Items from a data source:
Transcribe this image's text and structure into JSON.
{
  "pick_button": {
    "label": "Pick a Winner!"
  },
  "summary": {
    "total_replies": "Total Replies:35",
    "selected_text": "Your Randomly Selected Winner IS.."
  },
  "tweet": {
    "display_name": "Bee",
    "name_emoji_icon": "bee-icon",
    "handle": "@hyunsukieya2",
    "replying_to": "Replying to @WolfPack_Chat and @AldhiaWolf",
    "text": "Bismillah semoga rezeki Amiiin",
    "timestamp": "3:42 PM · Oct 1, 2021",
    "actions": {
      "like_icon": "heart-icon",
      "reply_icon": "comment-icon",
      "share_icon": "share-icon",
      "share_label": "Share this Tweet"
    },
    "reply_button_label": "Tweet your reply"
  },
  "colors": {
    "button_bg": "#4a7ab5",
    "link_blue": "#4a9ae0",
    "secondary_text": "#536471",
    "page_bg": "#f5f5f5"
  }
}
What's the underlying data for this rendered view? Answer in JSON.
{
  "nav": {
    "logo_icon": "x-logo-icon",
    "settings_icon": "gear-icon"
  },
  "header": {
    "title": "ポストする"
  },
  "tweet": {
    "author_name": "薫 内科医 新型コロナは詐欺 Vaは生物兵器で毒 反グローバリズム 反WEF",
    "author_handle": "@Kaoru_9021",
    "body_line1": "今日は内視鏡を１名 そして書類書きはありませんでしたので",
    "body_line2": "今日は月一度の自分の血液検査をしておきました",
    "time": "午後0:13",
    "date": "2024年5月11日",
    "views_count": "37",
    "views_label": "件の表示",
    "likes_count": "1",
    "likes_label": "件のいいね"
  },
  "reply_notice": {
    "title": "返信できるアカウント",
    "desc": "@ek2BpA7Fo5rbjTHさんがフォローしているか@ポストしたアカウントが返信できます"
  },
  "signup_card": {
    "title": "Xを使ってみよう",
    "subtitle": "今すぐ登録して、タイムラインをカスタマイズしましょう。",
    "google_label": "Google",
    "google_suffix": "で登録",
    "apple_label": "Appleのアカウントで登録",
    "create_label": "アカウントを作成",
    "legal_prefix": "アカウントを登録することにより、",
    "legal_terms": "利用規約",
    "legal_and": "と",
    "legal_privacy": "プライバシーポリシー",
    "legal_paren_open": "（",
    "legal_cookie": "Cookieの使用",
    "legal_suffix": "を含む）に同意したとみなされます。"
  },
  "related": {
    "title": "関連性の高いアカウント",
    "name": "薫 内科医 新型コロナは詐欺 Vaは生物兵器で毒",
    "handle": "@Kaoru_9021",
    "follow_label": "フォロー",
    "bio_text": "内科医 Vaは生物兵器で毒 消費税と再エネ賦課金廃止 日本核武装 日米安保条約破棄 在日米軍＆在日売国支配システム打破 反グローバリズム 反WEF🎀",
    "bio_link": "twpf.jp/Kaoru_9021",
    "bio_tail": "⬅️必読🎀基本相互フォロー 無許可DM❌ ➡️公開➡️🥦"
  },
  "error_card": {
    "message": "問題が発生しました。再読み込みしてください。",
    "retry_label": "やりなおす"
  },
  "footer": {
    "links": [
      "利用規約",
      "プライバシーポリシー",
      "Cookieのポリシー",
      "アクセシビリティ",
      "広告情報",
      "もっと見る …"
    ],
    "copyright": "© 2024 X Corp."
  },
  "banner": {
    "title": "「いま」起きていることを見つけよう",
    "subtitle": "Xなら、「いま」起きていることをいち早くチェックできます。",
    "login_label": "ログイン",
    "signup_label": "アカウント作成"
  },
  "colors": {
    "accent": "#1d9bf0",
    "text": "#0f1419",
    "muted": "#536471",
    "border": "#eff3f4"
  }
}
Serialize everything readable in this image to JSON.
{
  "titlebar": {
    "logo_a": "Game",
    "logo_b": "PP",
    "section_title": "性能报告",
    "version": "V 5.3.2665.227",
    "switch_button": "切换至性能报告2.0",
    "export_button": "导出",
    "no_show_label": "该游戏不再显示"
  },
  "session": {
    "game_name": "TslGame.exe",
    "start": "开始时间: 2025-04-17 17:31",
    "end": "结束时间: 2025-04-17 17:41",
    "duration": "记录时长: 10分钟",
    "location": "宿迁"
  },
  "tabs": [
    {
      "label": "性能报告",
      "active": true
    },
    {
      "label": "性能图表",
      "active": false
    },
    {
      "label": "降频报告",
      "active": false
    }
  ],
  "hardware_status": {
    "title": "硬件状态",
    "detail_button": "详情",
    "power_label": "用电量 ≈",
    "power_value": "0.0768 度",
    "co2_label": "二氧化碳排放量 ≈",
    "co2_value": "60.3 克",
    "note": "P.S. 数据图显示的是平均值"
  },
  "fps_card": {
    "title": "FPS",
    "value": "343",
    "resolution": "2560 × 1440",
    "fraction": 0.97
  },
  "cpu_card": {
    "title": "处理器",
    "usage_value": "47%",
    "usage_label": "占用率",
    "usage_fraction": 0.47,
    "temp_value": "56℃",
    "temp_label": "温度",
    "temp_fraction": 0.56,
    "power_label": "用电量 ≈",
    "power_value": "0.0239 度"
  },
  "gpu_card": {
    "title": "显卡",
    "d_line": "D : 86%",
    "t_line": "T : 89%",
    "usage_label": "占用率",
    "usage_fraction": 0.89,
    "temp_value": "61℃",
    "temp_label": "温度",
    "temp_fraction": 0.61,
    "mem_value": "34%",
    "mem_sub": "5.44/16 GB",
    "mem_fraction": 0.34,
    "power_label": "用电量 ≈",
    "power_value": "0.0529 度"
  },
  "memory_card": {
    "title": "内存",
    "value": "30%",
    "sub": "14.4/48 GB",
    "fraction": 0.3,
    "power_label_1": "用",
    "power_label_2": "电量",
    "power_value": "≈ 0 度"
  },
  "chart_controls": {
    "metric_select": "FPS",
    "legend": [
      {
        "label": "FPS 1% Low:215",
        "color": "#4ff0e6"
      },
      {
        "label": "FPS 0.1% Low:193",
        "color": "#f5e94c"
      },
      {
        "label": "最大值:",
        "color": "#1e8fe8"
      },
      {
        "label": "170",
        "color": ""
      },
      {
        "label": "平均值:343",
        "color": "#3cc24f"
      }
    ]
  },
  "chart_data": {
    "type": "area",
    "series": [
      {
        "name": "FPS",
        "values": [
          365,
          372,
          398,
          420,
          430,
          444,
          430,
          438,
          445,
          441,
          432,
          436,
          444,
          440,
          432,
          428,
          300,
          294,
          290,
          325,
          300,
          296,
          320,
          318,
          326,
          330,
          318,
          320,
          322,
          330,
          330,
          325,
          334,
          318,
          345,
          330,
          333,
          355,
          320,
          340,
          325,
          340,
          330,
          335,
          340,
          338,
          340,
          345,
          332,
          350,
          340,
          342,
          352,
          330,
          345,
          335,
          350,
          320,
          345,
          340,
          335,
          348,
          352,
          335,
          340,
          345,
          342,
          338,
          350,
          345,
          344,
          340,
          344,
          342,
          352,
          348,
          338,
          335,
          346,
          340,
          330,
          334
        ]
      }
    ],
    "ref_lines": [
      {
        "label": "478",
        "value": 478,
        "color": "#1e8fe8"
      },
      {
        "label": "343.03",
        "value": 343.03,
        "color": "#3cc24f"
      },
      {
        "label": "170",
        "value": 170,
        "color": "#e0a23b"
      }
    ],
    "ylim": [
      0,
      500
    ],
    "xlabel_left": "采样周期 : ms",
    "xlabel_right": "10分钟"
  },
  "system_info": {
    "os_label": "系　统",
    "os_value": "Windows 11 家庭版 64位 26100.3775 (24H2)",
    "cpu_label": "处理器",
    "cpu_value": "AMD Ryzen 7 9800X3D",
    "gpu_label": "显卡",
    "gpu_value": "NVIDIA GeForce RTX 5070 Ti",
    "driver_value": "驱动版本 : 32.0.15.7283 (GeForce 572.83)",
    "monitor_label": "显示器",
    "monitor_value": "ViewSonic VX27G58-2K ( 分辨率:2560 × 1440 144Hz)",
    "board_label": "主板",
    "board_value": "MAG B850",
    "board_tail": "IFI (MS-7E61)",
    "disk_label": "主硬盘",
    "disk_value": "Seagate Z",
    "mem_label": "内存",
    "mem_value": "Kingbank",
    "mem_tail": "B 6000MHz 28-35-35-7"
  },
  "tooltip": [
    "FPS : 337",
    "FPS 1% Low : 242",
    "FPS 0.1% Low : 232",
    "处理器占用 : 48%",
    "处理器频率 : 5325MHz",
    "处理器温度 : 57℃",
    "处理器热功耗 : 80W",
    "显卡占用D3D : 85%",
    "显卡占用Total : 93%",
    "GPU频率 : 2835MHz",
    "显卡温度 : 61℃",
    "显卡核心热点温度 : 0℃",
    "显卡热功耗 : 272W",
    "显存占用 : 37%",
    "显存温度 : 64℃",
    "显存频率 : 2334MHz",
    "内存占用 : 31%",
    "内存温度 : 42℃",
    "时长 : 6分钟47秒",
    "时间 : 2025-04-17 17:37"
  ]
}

GOAL OF THE EXERCISE:
From the entries, report each line that includes the word "this".

REPLY:
Transcribe this image's text and structure into JSON.
      "share_label": "Share this Tweet"
What's the underlying data for this rendered view? Answer in JSON.
Serialize everything readable in this image to JSON.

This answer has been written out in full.